Copy everything in the listing below word for word, apart from any images.

Items from a dataset:
-- BEGIN --
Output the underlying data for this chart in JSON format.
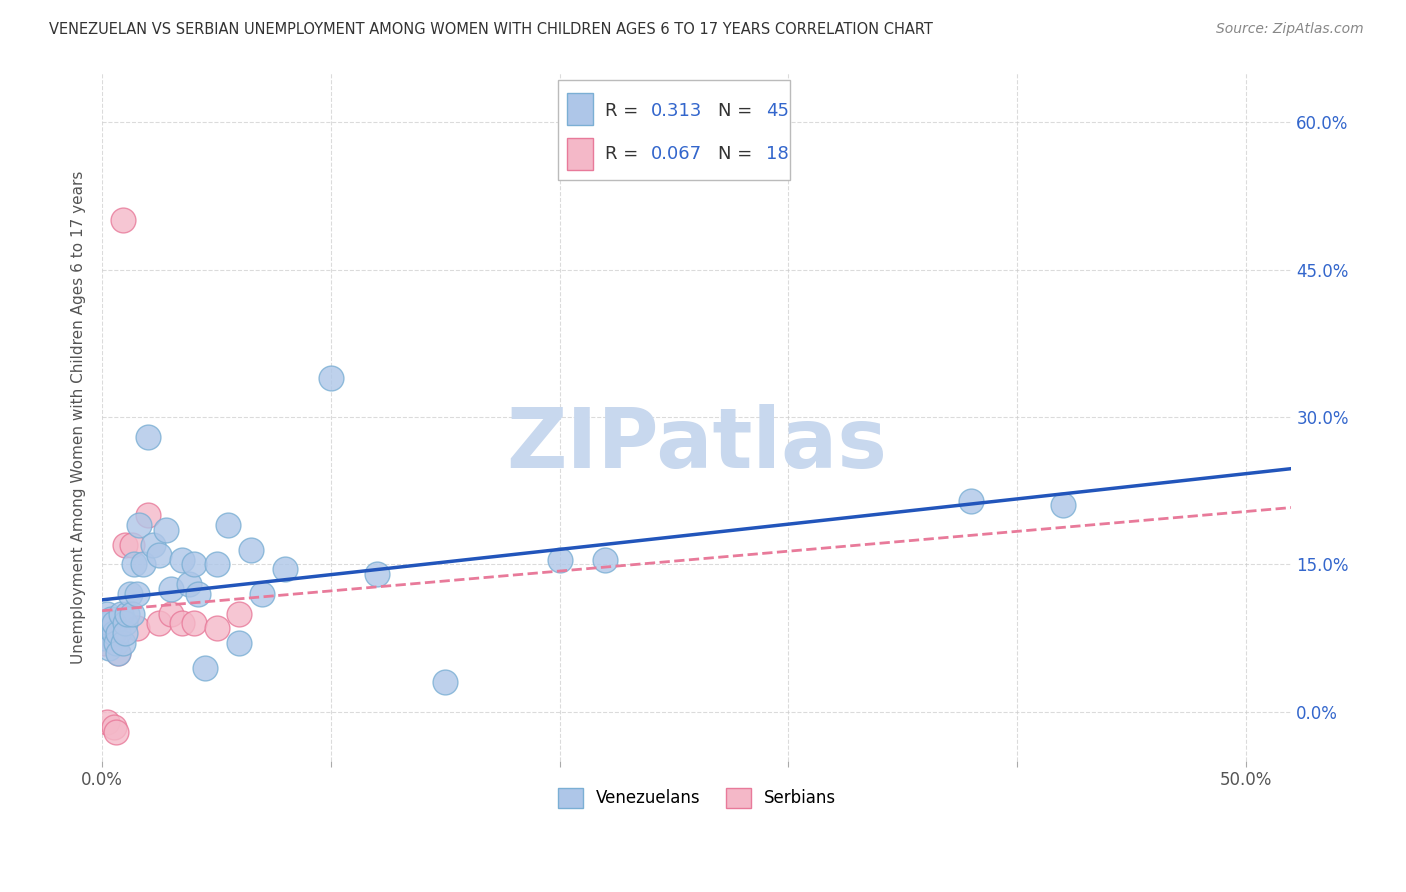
{
  "title": "VENEZUELAN VS SERBIAN UNEMPLOYMENT AMONG WOMEN WITH CHILDREN AGES 6 TO 17 YEARS CORRELATION CHART",
  "source": "Source: ZipAtlas.com",
  "ylabel": "Unemployment Among Women with Children Ages 6 to 17 years",
  "xlim": [
    0.0,
    0.52
  ],
  "ylim": [
    -0.05,
    0.65
  ],
  "yticks": [
    0.0,
    0.15,
    0.3,
    0.45,
    0.6
  ],
  "right_ytick_labels": [
    "0.0%",
    "15.0%",
    "30.0%",
    "45.0%",
    "60.0%"
  ],
  "venezuelan_color": "#aec6e8",
  "venezuelan_edge": "#7bafd4",
  "serbian_color": "#f4b8c8",
  "serbian_edge": "#e87a9a",
  "line_blue": "#2255bb",
  "line_pink": "#e87a9a",
  "r_venezuelan": 0.313,
  "n_venezuelan": 45,
  "r_serbian": 0.067,
  "n_serbian": 18,
  "watermark_text": "ZIPatlas",
  "watermark_color": "#c8d8ee",
  "background_color": "#ffffff",
  "grid_color": "#cccccc",
  "title_color": "#333333",
  "label_color": "#555555",
  "right_axis_color": "#3366cc",
  "ven_x": [
    0.0,
    0.001,
    0.002,
    0.003,
    0.003,
    0.004,
    0.005,
    0.005,
    0.006,
    0.007,
    0.007,
    0.008,
    0.009,
    0.01,
    0.01,
    0.011,
    0.012,
    0.013,
    0.014,
    0.015,
    0.016,
    0.018,
    0.02,
    0.022,
    0.025,
    0.028,
    0.03,
    0.035,
    0.038,
    0.04,
    0.042,
    0.045,
    0.05,
    0.055,
    0.06,
    0.065,
    0.07,
    0.08,
    0.1,
    0.12,
    0.15,
    0.2,
    0.22,
    0.38,
    0.42
  ],
  "ven_y": [
    0.085,
    0.075,
    0.1,
    0.09,
    0.065,
    0.095,
    0.08,
    0.09,
    0.07,
    0.08,
    0.06,
    0.1,
    0.07,
    0.09,
    0.08,
    0.1,
    0.12,
    0.1,
    0.15,
    0.12,
    0.19,
    0.15,
    0.28,
    0.17,
    0.16,
    0.185,
    0.125,
    0.155,
    0.13,
    0.15,
    0.12,
    0.045,
    0.15,
    0.19,
    0.07,
    0.165,
    0.12,
    0.145,
    0.34,
    0.14,
    0.03,
    0.155,
    0.155,
    0.215,
    0.21
  ],
  "ser_x": [
    0.0,
    0.001,
    0.002,
    0.004,
    0.005,
    0.006,
    0.007,
    0.009,
    0.01,
    0.013,
    0.015,
    0.02,
    0.025,
    0.03,
    0.035,
    0.04,
    0.05,
    0.06
  ],
  "ser_y": [
    0.08,
    0.07,
    -0.01,
    0.075,
    -0.015,
    -0.02,
    0.06,
    0.5,
    0.17,
    0.17,
    0.085,
    0.2,
    0.09,
    0.1,
    0.09,
    0.09,
    0.085,
    0.1
  ]
}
-- END --
- [Solution to the problem]
Output the underlying data for this chart in JSON format.
{
  "title": "VENEZUELAN VS SERBIAN UNEMPLOYMENT AMONG WOMEN WITH CHILDREN AGES 6 TO 17 YEARS CORRELATION CHART",
  "source": "Source: ZipAtlas.com",
  "ylabel": "Unemployment Among Women with Children Ages 6 to 17 years",
  "xlim": [
    0.0,
    0.52
  ],
  "ylim": [
    -0.05,
    0.65
  ],
  "yticks": [
    0.0,
    0.15,
    0.3,
    0.45,
    0.6
  ],
  "right_ytick_labels": [
    "0.0%",
    "15.0%",
    "30.0%",
    "45.0%",
    "60.0%"
  ],
  "venezuelan_color": "#aec6e8",
  "venezuelan_edge": "#7bafd4",
  "serbian_color": "#f4b8c8",
  "serbian_edge": "#e87a9a",
  "line_blue": "#2255bb",
  "line_pink": "#e87a9a",
  "r_venezuelan": 0.313,
  "n_venezuelan": 45,
  "r_serbian": 0.067,
  "n_serbian": 18,
  "watermark_text": "ZIPatlas",
  "watermark_color": "#c8d8ee",
  "background_color": "#ffffff",
  "grid_color": "#cccccc",
  "title_color": "#333333",
  "label_color": "#555555",
  "right_axis_color": "#3366cc",
  "ven_x": [
    0.0,
    0.001,
    0.002,
    0.003,
    0.003,
    0.004,
    0.005,
    0.005,
    0.006,
    0.007,
    0.007,
    0.008,
    0.009,
    0.01,
    0.01,
    0.011,
    0.012,
    0.013,
    0.014,
    0.015,
    0.016,
    0.018,
    0.02,
    0.022,
    0.025,
    0.028,
    0.03,
    0.035,
    0.038,
    0.04,
    0.042,
    0.045,
    0.05,
    0.055,
    0.06,
    0.065,
    0.07,
    0.08,
    0.1,
    0.12,
    0.15,
    0.2,
    0.22,
    0.38,
    0.42
  ],
  "ven_y": [
    0.085,
    0.075,
    0.1,
    0.09,
    0.065,
    0.095,
    0.08,
    0.09,
    0.07,
    0.08,
    0.06,
    0.1,
    0.07,
    0.09,
    0.08,
    0.1,
    0.12,
    0.1,
    0.15,
    0.12,
    0.19,
    0.15,
    0.28,
    0.17,
    0.16,
    0.185,
    0.125,
    0.155,
    0.13,
    0.15,
    0.12,
    0.045,
    0.15,
    0.19,
    0.07,
    0.165,
    0.12,
    0.145,
    0.34,
    0.14,
    0.03,
    0.155,
    0.155,
    0.215,
    0.21
  ],
  "ser_x": [
    0.0,
    0.001,
    0.002,
    0.004,
    0.005,
    0.006,
    0.007,
    0.009,
    0.01,
    0.013,
    0.015,
    0.02,
    0.025,
    0.03,
    0.035,
    0.04,
    0.05,
    0.06
  ],
  "ser_y": [
    0.08,
    0.07,
    -0.01,
    0.075,
    -0.015,
    -0.02,
    0.06,
    0.5,
    0.17,
    0.17,
    0.085,
    0.2,
    0.09,
    0.1,
    0.09,
    0.09,
    0.085,
    0.1
  ]
}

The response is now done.